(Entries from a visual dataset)
────
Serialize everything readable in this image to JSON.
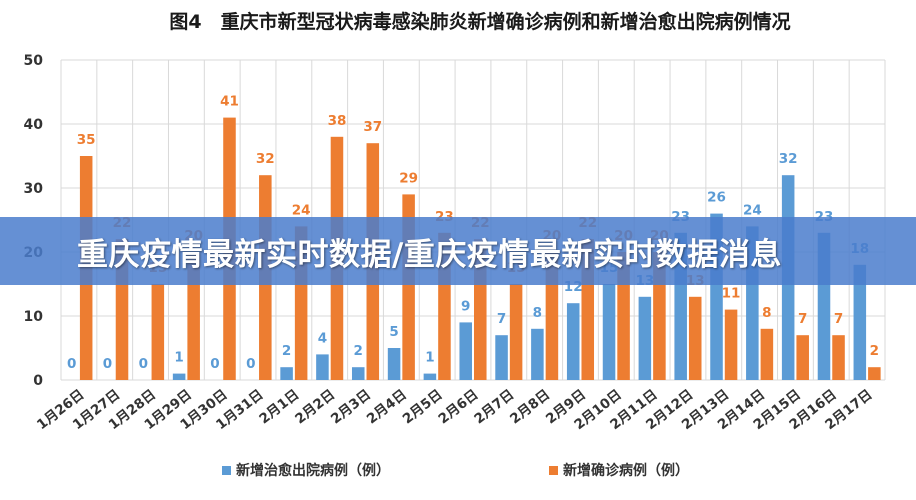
{
  "banner": {
    "text": "重庆疫情最新实时数据/重庆疫情最新实时数据消息"
  },
  "colors": {
    "series1": "#5b9bd5",
    "series2": "#ed7d31",
    "grid": "#d9d9d9",
    "banner": "#4a7ccc"
  },
  "chart_data": {
    "type": "bar",
    "title": "图4　重庆市新型冠状病毒感染肺炎新增确诊病例和新增治愈出院病例情况",
    "categories": [
      "1月26日",
      "1月27日",
      "1月28日",
      "1月29日",
      "1月30日",
      "1月31日",
      "2月1日",
      "2月2日",
      "2月3日",
      "2月4日",
      "2月5日",
      "2月6日",
      "2月7日",
      "2月8日",
      "2月9日",
      "2月10日",
      "2月11日",
      "2月12日",
      "2月13日",
      "2月14日",
      "2月15日",
      "2月16日",
      "2月17日"
    ],
    "series": [
      {
        "name": "新增治愈出院病例（例）",
        "values": [
          0,
          0,
          0,
          1,
          0,
          0,
          2,
          4,
          2,
          5,
          1,
          9,
          7,
          8,
          12,
          15,
          13,
          23,
          26,
          24,
          32,
          23,
          18
        ]
      },
      {
        "name": "新增确诊病例（例）",
        "values": [
          35,
          22,
          15,
          20,
          41,
          32,
          24,
          38,
          37,
          29,
          23,
          22,
          15,
          20,
          22,
          20,
          20,
          13,
          11,
          8,
          7,
          7,
          2
        ]
      }
    ],
    "xlabel": "",
    "ylabel": "",
    "ylim": [
      0,
      50
    ],
    "yticks": [
      0,
      10,
      20,
      30,
      40,
      50
    ],
    "grid": true,
    "legend": "bottom"
  }
}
────
**REQUIRED TASK:**
Omit every image. Quote each record exactly.

**REPLY:**
Serialize everything readable in this image to JSON.
{
  "banner": {
    "text": "重庆疫情最新实时数据/重庆疫情最新实时数据消息"
  },
  "colors": {
    "series1": "#5b9bd5",
    "series2": "#ed7d31",
    "grid": "#d9d9d9",
    "banner": "#4a7ccc"
  },
  "chart_data": {
    "type": "bar",
    "title": "图4　重庆市新型冠状病毒感染肺炎新增确诊病例和新增治愈出院病例情况",
    "categories": [
      "1月26日",
      "1月27日",
      "1月28日",
      "1月29日",
      "1月30日",
      "1月31日",
      "2月1日",
      "2月2日",
      "2月3日",
      "2月4日",
      "2月5日",
      "2月6日",
      "2月7日",
      "2月8日",
      "2月9日",
      "2月10日",
      "2月11日",
      "2月12日",
      "2月13日",
      "2月14日",
      "2月15日",
      "2月16日",
      "2月17日"
    ],
    "series": [
      {
        "name": "新增治愈出院病例（例）",
        "values": [
          0,
          0,
          0,
          1,
          0,
          0,
          2,
          4,
          2,
          5,
          1,
          9,
          7,
          8,
          12,
          15,
          13,
          23,
          26,
          24,
          32,
          23,
          18
        ]
      },
      {
        "name": "新增确诊病例（例）",
        "values": [
          35,
          22,
          15,
          20,
          41,
          32,
          24,
          38,
          37,
          29,
          23,
          22,
          15,
          20,
          22,
          20,
          20,
          13,
          11,
          8,
          7,
          7,
          2
        ]
      }
    ],
    "xlabel": "",
    "ylabel": "",
    "ylim": [
      0,
      50
    ],
    "yticks": [
      0,
      10,
      20,
      30,
      40,
      50
    ],
    "grid": true,
    "legend": "bottom"
  }
}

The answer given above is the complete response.